## [The exercise]
Will you print the material below without altering a single character?

^^^^^^^^

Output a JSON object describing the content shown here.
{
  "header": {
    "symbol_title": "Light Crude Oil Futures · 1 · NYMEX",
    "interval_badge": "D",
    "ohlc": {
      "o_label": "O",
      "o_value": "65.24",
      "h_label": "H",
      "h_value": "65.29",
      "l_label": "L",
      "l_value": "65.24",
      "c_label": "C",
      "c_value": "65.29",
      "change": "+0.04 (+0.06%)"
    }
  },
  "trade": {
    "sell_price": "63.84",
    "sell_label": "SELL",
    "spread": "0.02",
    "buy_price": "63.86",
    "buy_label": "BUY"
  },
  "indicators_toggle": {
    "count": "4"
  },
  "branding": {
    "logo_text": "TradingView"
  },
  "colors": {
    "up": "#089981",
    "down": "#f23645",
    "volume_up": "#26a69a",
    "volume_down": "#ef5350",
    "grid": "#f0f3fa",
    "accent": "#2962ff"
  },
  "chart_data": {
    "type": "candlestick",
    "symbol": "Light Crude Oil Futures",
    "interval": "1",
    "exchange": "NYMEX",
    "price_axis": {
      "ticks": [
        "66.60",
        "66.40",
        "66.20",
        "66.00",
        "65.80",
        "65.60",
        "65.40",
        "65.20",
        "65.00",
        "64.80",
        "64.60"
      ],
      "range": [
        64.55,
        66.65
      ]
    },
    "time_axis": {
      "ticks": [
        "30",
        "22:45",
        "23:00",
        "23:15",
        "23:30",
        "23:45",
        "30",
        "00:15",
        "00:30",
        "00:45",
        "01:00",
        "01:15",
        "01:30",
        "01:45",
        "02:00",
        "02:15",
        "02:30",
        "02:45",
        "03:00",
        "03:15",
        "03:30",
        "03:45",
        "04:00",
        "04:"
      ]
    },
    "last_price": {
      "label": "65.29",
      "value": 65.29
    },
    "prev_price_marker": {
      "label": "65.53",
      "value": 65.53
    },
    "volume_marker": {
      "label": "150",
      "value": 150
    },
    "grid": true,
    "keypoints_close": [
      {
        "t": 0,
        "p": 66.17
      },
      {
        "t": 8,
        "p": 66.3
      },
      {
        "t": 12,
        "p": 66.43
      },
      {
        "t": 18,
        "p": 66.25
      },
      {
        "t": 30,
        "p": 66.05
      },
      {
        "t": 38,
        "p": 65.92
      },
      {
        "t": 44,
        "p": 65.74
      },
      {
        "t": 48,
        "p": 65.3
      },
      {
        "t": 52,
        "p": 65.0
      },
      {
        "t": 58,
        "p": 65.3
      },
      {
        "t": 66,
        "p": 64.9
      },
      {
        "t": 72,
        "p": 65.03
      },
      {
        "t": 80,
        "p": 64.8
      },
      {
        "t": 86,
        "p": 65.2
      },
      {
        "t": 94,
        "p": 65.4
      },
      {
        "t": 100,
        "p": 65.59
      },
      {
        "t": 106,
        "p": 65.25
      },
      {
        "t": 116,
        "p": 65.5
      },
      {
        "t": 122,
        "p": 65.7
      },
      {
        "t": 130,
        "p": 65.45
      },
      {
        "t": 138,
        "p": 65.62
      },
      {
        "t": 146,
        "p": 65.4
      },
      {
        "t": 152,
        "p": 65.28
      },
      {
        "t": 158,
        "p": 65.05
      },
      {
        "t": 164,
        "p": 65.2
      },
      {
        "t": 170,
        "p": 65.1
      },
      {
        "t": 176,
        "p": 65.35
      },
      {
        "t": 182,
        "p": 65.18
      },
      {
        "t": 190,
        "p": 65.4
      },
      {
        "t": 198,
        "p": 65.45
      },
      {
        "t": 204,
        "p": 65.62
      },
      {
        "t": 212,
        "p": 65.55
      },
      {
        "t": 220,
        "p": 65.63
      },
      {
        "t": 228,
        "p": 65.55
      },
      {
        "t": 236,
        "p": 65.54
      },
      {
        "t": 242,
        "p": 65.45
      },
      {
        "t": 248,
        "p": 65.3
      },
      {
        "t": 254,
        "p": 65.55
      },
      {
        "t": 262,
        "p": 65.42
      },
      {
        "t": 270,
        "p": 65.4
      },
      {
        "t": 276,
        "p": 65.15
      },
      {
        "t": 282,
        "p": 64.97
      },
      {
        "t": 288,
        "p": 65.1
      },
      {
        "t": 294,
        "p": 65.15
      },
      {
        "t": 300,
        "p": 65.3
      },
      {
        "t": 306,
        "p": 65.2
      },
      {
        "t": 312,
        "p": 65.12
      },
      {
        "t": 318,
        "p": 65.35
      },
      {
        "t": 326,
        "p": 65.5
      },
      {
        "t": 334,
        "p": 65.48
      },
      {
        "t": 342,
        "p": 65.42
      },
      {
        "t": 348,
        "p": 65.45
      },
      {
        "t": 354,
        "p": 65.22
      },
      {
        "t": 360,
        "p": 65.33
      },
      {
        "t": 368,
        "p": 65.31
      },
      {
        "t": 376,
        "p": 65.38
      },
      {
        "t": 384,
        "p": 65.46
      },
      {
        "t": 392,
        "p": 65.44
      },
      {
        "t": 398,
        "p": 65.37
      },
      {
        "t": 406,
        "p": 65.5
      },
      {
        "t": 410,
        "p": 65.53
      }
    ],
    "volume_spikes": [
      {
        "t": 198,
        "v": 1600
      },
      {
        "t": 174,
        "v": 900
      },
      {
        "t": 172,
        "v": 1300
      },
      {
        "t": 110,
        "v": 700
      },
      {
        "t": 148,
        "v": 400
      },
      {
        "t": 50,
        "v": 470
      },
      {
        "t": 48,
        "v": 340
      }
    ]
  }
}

^^^^^^^^

## [Result below]
Output a JSON object describing the content shown here.
{
  "header": {
    "symbol_title": "Light Crude Oil Futures · 1 · NYMEX",
    "interval_badge": "D",
    "ohlc": {
      "o_label": "O",
      "o_value": "65.24",
      "h_label": "H",
      "h_value": "65.29",
      "l_label": "L",
      "l_value": "65.24",
      "c_label": "C",
      "c_value": "65.29",
      "change": "+0.04 (+0.06%)"
    }
  },
  "trade": {
    "sell_price": "63.84",
    "sell_label": "SELL",
    "spread": "0.02",
    "buy_price": "63.86",
    "buy_label": "BUY"
  },
  "indicators_toggle": {
    "count": "4"
  },
  "branding": {
    "logo_text": "TradingView"
  },
  "colors": {
    "up": "#089981",
    "down": "#f23645",
    "volume_up": "#26a69a",
    "volume_down": "#ef5350",
    "grid": "#f0f3fa",
    "accent": "#2962ff"
  },
  "chart_data": {
    "type": "candlestick",
    "symbol": "Light Crude Oil Futures",
    "interval": "1",
    "exchange": "NYMEX",
    "price_axis": {
      "ticks": [
        "66.60",
        "66.40",
        "66.20",
        "66.00",
        "65.80",
        "65.60",
        "65.40",
        "65.20",
        "65.00",
        "64.80",
        "64.60"
      ],
      "range": [
        64.55,
        66.65
      ]
    },
    "time_axis": {
      "ticks": [
        "30",
        "22:45",
        "23:00",
        "23:15",
        "23:30",
        "23:45",
        "30",
        "00:15",
        "00:30",
        "00:45",
        "01:00",
        "01:15",
        "01:30",
        "01:45",
        "02:00",
        "02:15",
        "02:30",
        "02:45",
        "03:00",
        "03:15",
        "03:30",
        "03:45",
        "04:00",
        "04:"
      ]
    },
    "last_price": {
      "label": "65.29",
      "value": 65.29
    },
    "prev_price_marker": {
      "label": "65.53",
      "value": 65.53
    },
    "volume_marker": {
      "label": "150",
      "value": 150
    },
    "grid": true,
    "keypoints_close": [
      {
        "t": 0,
        "p": 66.17
      },
      {
        "t": 8,
        "p": 66.3
      },
      {
        "t": 12,
        "p": 66.43
      },
      {
        "t": 18,
        "p": 66.25
      },
      {
        "t": 30,
        "p": 66.05
      },
      {
        "t": 38,
        "p": 65.92
      },
      {
        "t": 44,
        "p": 65.74
      },
      {
        "t": 48,
        "p": 65.3
      },
      {
        "t": 52,
        "p": 65.0
      },
      {
        "t": 58,
        "p": 65.3
      },
      {
        "t": 66,
        "p": 64.9
      },
      {
        "t": 72,
        "p": 65.03
      },
      {
        "t": 80,
        "p": 64.8
      },
      {
        "t": 86,
        "p": 65.2
      },
      {
        "t": 94,
        "p": 65.4
      },
      {
        "t": 100,
        "p": 65.59
      },
      {
        "t": 106,
        "p": 65.25
      },
      {
        "t": 116,
        "p": 65.5
      },
      {
        "t": 122,
        "p": 65.7
      },
      {
        "t": 130,
        "p": 65.45
      },
      {
        "t": 138,
        "p": 65.62
      },
      {
        "t": 146,
        "p": 65.4
      },
      {
        "t": 152,
        "p": 65.28
      },
      {
        "t": 158,
        "p": 65.05
      },
      {
        "t": 164,
        "p": 65.2
      },
      {
        "t": 170,
        "p": 65.1
      },
      {
        "t": 176,
        "p": 65.35
      },
      {
        "t": 182,
        "p": 65.18
      },
      {
        "t": 190,
        "p": 65.4
      },
      {
        "t": 198,
        "p": 65.45
      },
      {
        "t": 204,
        "p": 65.62
      },
      {
        "t": 212,
        "p": 65.55
      },
      {
        "t": 220,
        "p": 65.63
      },
      {
        "t": 228,
        "p": 65.55
      },
      {
        "t": 236,
        "p": 65.54
      },
      {
        "t": 242,
        "p": 65.45
      },
      {
        "t": 248,
        "p": 65.3
      },
      {
        "t": 254,
        "p": 65.55
      },
      {
        "t": 262,
        "p": 65.42
      },
      {
        "t": 270,
        "p": 65.4
      },
      {
        "t": 276,
        "p": 65.15
      },
      {
        "t": 282,
        "p": 64.97
      },
      {
        "t": 288,
        "p": 65.1
      },
      {
        "t": 294,
        "p": 65.15
      },
      {
        "t": 300,
        "p": 65.3
      },
      {
        "t": 306,
        "p": 65.2
      },
      {
        "t": 312,
        "p": 65.12
      },
      {
        "t": 318,
        "p": 65.35
      },
      {
        "t": 326,
        "p": 65.5
      },
      {
        "t": 334,
        "p": 65.48
      },
      {
        "t": 342,
        "p": 65.42
      },
      {
        "t": 348,
        "p": 65.45
      },
      {
        "t": 354,
        "p": 65.22
      },
      {
        "t": 360,
        "p": 65.33
      },
      {
        "t": 368,
        "p": 65.31
      },
      {
        "t": 376,
        "p": 65.38
      },
      {
        "t": 384,
        "p": 65.46
      },
      {
        "t": 392,
        "p": 65.44
      },
      {
        "t": 398,
        "p": 65.37
      },
      {
        "t": 406,
        "p": 65.5
      },
      {
        "t": 410,
        "p": 65.53
      }
    ],
    "volume_spikes": [
      {
        "t": 198,
        "v": 1600
      },
      {
        "t": 174,
        "v": 900
      },
      {
        "t": 172,
        "v": 1300
      },
      {
        "t": 110,
        "v": 700
      },
      {
        "t": 148,
        "v": 400
      },
      {
        "t": 50,
        "v": 470
      },
      {
        "t": 48,
        "v": 340
      }
    ]
  }
}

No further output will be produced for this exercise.